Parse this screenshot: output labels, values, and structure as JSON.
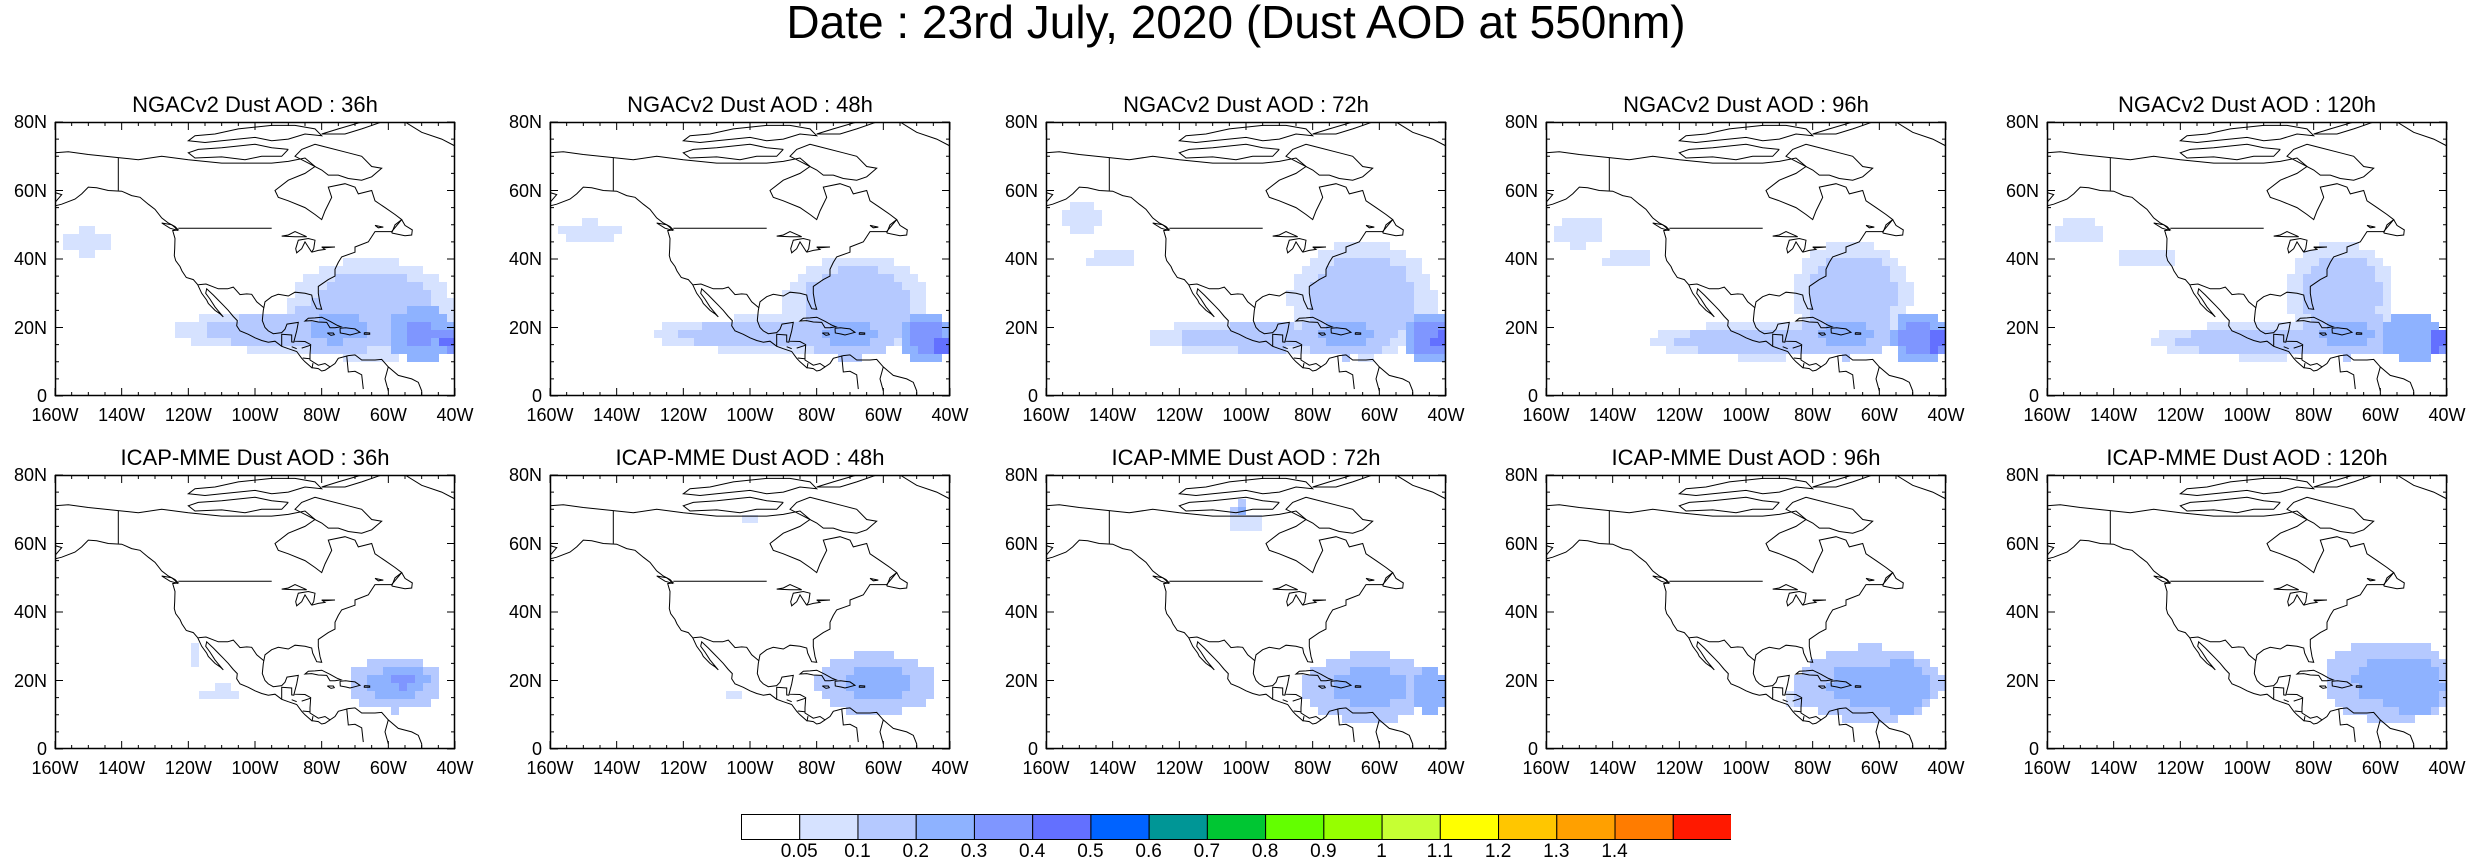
{
  "title": "Date : 23rd July, 2020 (Dust AOD at 550nm)",
  "panels": [
    {
      "title": "NGACv2 Dust AOD : 36h"
    },
    {
      "title": "NGACv2 Dust AOD : 48h"
    },
    {
      "title": "NGACv2 Dust AOD : 72h"
    },
    {
      "title": "NGACv2 Dust AOD : 96h"
    },
    {
      "title": "NGACv2 Dust AOD : 120h"
    },
    {
      "title": "ICAP-MME Dust AOD : 36h"
    },
    {
      "title": "ICAP-MME Dust AOD : 48h"
    },
    {
      "title": "ICAP-MME Dust AOD : 72h"
    },
    {
      "title": "ICAP-MME Dust AOD : 96h"
    },
    {
      "title": "ICAP-MME Dust AOD : 120h"
    }
  ],
  "axes": {
    "lon_labels": [
      "160W",
      "140W",
      "120W",
      "100W",
      "80W",
      "60W",
      "40W"
    ],
    "lat_labels": [
      "0",
      "20N",
      "40N",
      "60N",
      "80N"
    ]
  },
  "colorbar": {
    "labels": [
      "0.05",
      "0.1",
      "0.2",
      "0.3",
      "0.4",
      "0.5",
      "0.6",
      "0.7",
      "0.8",
      "0.9",
      "1",
      "1.1",
      "1.2",
      "1.3",
      "1.4"
    ],
    "colors": [
      "#ffffff",
      "#d6e2ff",
      "#b5c9ff",
      "#8eb2ff",
      "#7f96ff",
      "#6370ff",
      "#0063ff",
      "#009696",
      "#00c633",
      "#63ff00",
      "#96ff00",
      "#c6ff33",
      "#ffff00",
      "#ffc600",
      "#ffa000",
      "#ff7c00",
      "#ff1900"
    ]
  },
  "chart_data": {
    "type": "heatmap",
    "variable": "Dust AOD at 550nm",
    "x_range": [
      -160,
      -40
    ],
    "y_range": [
      0,
      80
    ],
    "panels": [
      {
        "blobs": [
          {
            "lon": -150,
            "lat": 45,
            "rx": 10,
            "ry": 5,
            "v": 0.06
          },
          {
            "lon": -65,
            "lat": 25,
            "rx": 25,
            "ry": 15,
            "v": 0.12
          },
          {
            "lon": -90,
            "lat": 19,
            "rx": 35,
            "ry": 6,
            "v": 0.12
          },
          {
            "lon": -75,
            "lat": 20,
            "rx": 16,
            "ry": 8,
            "v": 0.22
          },
          {
            "lon": -50,
            "lat": 18,
            "rx": 10,
            "ry": 8,
            "v": 0.32
          },
          {
            "lon": -42,
            "lat": 16,
            "rx": 3,
            "ry": 3,
            "v": 0.45
          }
        ]
      },
      {
        "blobs": [
          {
            "lon": -148,
            "lat": 48,
            "rx": 12,
            "ry": 4,
            "v": 0.06
          },
          {
            "lon": -68,
            "lat": 27,
            "rx": 22,
            "ry": 14,
            "v": 0.12
          },
          {
            "lon": -95,
            "lat": 18,
            "rx": 35,
            "ry": 5,
            "v": 0.12
          },
          {
            "lon": -70,
            "lat": 18,
            "rx": 15,
            "ry": 7,
            "v": 0.22
          },
          {
            "lon": -47,
            "lat": 17,
            "rx": 8,
            "ry": 7,
            "v": 0.35
          },
          {
            "lon": -42,
            "lat": 15,
            "rx": 3,
            "ry": 3,
            "v": 0.5
          }
        ]
      },
      {
        "blobs": [
          {
            "lon": -150,
            "lat": 52,
            "rx": 8,
            "ry": 6,
            "v": 0.06
          },
          {
            "lon": -140,
            "lat": 40,
            "rx": 10,
            "ry": 4,
            "v": 0.06
          },
          {
            "lon": -65,
            "lat": 28,
            "rx": 22,
            "ry": 17,
            "v": 0.12
          },
          {
            "lon": -95,
            "lat": 17,
            "rx": 35,
            "ry": 5,
            "v": 0.12
          },
          {
            "lon": -70,
            "lat": 18,
            "rx": 14,
            "ry": 7,
            "v": 0.22
          },
          {
            "lon": -45,
            "lat": 17,
            "rx": 8,
            "ry": 7,
            "v": 0.35
          },
          {
            "lon": -42,
            "lat": 16,
            "rx": 3,
            "ry": 3,
            "v": 0.5
          }
        ]
      },
      {
        "blobs": [
          {
            "lon": -150,
            "lat": 48,
            "rx": 10,
            "ry": 6,
            "v": 0.06
          },
          {
            "lon": -135,
            "lat": 40,
            "rx": 10,
            "ry": 4,
            "v": 0.06
          },
          {
            "lon": -68,
            "lat": 30,
            "rx": 18,
            "ry": 15,
            "v": 0.12
          },
          {
            "lon": -95,
            "lat": 16,
            "rx": 35,
            "ry": 5,
            "v": 0.12
          },
          {
            "lon": -70,
            "lat": 18,
            "rx": 14,
            "ry": 7,
            "v": 0.22
          },
          {
            "lon": -48,
            "lat": 17,
            "rx": 8,
            "ry": 8,
            "v": 0.35
          },
          {
            "lon": -43,
            "lat": 16,
            "rx": 3,
            "ry": 4,
            "v": 0.5
          }
        ]
      },
      {
        "blobs": [
          {
            "lon": -150,
            "lat": 48,
            "rx": 10,
            "ry": 5,
            "v": 0.06
          },
          {
            "lon": -130,
            "lat": 40,
            "rx": 12,
            "ry": 4,
            "v": 0.06
          },
          {
            "lon": -72,
            "lat": 30,
            "rx": 16,
            "ry": 15,
            "v": 0.12
          },
          {
            "lon": -95,
            "lat": 16,
            "rx": 35,
            "ry": 5,
            "v": 0.12
          },
          {
            "lon": -70,
            "lat": 18,
            "rx": 14,
            "ry": 7,
            "v": 0.22
          },
          {
            "lon": -50,
            "lat": 17,
            "rx": 10,
            "ry": 7,
            "v": 0.3
          },
          {
            "lon": -43,
            "lat": 16,
            "rx": 3,
            "ry": 4,
            "v": 0.5
          }
        ]
      },
      {
        "blobs": [
          {
            "lon": -58,
            "lat": 19,
            "rx": 14,
            "ry": 8,
            "v": 0.22
          },
          {
            "lon": -55,
            "lat": 20,
            "rx": 7,
            "ry": 5,
            "v": 0.32
          },
          {
            "lon": -110,
            "lat": 16,
            "rx": 8,
            "ry": 3,
            "v": 0.06
          },
          {
            "lon": -118,
            "lat": 28,
            "rx": 2,
            "ry": 4,
            "v": 0.06
          }
        ]
      },
      {
        "blobs": [
          {
            "lon": -62,
            "lat": 19,
            "rx": 18,
            "ry": 9,
            "v": 0.22
          },
          {
            "lon": -100,
            "lat": 67,
            "rx": 4,
            "ry": 2,
            "v": 0.06
          },
          {
            "lon": -78,
            "lat": 20,
            "rx": 5,
            "ry": 3,
            "v": 0.06
          },
          {
            "lon": -105,
            "lat": 15,
            "rx": 4,
            "ry": 2,
            "v": 0.06
          }
        ]
      },
      {
        "blobs": [
          {
            "lon": -63,
            "lat": 18,
            "rx": 20,
            "ry": 10,
            "v": 0.22
          },
          {
            "lon": -45,
            "lat": 17,
            "rx": 5,
            "ry": 7,
            "v": 0.3
          },
          {
            "lon": -102,
            "lat": 70,
            "rx": 3,
            "ry": 2,
            "v": 0.22
          },
          {
            "lon": -100,
            "lat": 66,
            "rx": 6,
            "ry": 3,
            "v": 0.06
          }
        ]
      },
      {
        "blobs": [
          {
            "lon": -63,
            "lat": 19,
            "rx": 22,
            "ry": 11,
            "v": 0.22
          },
          {
            "lon": -53,
            "lat": 18,
            "rx": 8,
            "ry": 8,
            "v": 0.3
          },
          {
            "lon": -82,
            "lat": 15,
            "rx": 6,
            "ry": 3,
            "v": 0.12
          }
        ]
      },
      {
        "blobs": [
          {
            "lon": -57,
            "lat": 20,
            "rx": 20,
            "ry": 12,
            "v": 0.22
          },
          {
            "lon": -50,
            "lat": 18,
            "rx": 9,
            "ry": 8,
            "v": 0.3
          }
        ]
      }
    ]
  }
}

───

From the material above, gather all lines that include the string "ICAP" and copy them.

      "title": "ICAP-MME Dust AOD : 36h"
      "title": "ICAP-MME Dust AOD : 48h"
      "title": "ICAP-MME Dust AOD : 72h"
      "title": "ICAP-MME Dust AOD : 96h"
      "title": "ICAP-MME Dust AOD : 120h"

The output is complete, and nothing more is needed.